**TASK TO CARRY OUT:** Copy each line that has the string "Lockdown" somewhere in it.

**MATERIAL TO PROCESS:**
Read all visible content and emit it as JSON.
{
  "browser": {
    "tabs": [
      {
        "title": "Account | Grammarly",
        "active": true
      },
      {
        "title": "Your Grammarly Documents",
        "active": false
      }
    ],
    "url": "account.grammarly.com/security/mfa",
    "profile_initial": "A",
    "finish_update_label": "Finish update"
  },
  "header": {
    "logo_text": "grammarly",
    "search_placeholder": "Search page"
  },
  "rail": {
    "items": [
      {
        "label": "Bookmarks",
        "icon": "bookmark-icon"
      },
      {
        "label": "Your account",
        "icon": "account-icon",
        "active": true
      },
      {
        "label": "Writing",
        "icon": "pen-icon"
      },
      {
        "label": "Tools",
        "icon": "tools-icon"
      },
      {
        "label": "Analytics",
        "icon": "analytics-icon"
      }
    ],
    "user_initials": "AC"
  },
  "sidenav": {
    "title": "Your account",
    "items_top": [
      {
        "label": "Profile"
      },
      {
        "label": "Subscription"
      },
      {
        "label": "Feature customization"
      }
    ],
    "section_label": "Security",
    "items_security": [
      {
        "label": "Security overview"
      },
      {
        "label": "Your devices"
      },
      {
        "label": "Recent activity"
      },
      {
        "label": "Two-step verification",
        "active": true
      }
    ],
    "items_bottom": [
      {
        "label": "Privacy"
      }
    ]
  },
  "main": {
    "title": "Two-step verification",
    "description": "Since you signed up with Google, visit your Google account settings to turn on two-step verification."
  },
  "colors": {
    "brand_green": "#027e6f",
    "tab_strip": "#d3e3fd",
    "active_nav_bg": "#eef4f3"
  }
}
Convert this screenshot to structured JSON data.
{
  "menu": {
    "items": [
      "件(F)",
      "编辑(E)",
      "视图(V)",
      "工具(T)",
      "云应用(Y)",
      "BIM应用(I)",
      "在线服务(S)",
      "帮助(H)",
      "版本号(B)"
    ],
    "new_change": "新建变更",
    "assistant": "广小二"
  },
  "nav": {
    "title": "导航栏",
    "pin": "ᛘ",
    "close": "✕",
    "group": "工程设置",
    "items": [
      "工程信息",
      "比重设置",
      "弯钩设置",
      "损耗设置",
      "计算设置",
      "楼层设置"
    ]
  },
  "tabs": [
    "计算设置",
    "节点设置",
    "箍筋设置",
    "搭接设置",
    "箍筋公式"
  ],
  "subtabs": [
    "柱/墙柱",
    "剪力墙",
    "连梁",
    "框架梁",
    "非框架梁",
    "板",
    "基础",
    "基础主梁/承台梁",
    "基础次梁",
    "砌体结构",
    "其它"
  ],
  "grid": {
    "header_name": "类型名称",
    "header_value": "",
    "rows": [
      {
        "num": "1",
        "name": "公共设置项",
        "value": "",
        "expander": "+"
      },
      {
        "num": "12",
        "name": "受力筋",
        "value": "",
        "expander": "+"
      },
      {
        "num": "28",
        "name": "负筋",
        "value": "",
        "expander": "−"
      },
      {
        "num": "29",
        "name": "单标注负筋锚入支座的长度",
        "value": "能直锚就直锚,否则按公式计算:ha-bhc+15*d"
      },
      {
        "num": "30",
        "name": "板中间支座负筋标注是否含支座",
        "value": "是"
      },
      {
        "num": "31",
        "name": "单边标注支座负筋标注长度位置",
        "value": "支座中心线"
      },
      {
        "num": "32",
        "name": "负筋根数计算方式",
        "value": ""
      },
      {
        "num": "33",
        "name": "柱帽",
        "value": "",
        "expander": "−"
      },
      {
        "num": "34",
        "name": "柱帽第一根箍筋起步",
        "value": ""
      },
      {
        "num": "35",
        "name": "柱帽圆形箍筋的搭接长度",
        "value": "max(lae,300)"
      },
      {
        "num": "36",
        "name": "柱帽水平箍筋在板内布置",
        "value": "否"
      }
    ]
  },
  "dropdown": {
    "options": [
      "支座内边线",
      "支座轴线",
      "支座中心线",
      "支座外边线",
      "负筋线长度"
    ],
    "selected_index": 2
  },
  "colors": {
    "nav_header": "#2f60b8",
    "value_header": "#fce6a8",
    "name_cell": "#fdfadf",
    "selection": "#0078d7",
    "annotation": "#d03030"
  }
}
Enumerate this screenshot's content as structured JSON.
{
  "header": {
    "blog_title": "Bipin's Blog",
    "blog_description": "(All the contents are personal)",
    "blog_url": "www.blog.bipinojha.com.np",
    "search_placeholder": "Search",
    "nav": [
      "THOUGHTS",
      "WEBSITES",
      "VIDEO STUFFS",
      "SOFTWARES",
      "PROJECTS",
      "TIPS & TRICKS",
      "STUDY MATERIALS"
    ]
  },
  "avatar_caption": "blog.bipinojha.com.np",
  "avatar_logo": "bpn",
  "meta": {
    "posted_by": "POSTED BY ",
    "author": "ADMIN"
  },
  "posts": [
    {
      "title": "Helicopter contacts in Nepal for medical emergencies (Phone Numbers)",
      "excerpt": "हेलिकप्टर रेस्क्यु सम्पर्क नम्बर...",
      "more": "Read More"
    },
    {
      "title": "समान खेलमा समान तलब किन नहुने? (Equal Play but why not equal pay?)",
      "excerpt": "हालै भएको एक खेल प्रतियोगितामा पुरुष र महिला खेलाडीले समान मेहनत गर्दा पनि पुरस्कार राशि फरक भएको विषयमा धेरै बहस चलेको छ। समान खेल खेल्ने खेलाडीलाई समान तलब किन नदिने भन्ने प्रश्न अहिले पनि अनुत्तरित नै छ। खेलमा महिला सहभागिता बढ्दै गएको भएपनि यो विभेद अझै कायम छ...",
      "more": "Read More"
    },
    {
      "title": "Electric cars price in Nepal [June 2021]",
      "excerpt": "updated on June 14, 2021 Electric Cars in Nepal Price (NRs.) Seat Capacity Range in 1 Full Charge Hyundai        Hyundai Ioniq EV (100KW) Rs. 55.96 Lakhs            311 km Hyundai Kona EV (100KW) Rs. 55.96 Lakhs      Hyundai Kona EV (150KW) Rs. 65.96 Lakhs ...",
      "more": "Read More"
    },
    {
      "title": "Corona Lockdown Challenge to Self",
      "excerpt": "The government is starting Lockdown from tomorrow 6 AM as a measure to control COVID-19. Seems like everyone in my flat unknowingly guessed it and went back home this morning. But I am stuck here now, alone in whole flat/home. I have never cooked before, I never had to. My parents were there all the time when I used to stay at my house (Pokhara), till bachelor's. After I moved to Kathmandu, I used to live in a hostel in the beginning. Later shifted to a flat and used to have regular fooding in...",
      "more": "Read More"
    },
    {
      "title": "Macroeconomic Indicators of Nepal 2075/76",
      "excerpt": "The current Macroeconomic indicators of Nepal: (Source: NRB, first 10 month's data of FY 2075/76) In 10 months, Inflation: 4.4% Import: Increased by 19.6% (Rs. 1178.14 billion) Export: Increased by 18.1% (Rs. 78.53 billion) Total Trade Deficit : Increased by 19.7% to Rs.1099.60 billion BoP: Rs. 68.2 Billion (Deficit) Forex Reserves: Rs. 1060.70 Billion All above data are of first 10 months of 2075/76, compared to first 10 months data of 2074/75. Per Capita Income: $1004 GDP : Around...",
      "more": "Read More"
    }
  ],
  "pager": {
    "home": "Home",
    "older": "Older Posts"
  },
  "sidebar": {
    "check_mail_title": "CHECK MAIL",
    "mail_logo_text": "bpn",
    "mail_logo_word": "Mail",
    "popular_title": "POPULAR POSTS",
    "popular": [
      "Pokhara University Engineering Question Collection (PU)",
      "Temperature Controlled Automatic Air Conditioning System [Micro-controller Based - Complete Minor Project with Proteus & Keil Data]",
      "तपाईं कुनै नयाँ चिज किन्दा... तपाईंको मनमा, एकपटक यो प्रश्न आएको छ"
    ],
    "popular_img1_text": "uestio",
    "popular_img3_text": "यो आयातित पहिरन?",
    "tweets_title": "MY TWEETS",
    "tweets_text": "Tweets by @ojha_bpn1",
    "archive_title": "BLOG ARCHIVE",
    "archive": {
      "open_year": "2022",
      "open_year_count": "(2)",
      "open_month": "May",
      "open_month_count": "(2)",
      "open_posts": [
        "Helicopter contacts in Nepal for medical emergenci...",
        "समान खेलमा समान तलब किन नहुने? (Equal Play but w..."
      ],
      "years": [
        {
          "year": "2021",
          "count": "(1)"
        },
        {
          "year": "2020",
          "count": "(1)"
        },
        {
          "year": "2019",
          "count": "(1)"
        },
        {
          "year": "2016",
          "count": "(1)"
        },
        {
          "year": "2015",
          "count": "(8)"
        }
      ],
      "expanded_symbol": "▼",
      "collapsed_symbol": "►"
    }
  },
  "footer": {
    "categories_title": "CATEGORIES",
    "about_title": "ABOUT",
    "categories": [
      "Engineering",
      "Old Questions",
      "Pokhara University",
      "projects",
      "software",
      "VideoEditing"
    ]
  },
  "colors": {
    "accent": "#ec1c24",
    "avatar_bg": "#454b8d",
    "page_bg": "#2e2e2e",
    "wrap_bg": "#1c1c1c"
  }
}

**SOLUTION FOR THIS PROBLEM:**
      "title": "Corona Lockdown Challenge to Self",
      "excerpt": "The government is starting Lockdown from tomorrow 6 AM as a measure to control COVID-19. Seems like everyone in my flat unknowingly guessed it and went back home this morning. But I am stuck here now, alone in whole flat/home. I have never cooked before, I never had to. My parents were there all the time when I used to stay at my house (Pokhara), till bachelor's. After I moved to Kathmandu, I used to live in a hostel in the beginning. Later shifted to a flat and used to have regular fooding in...",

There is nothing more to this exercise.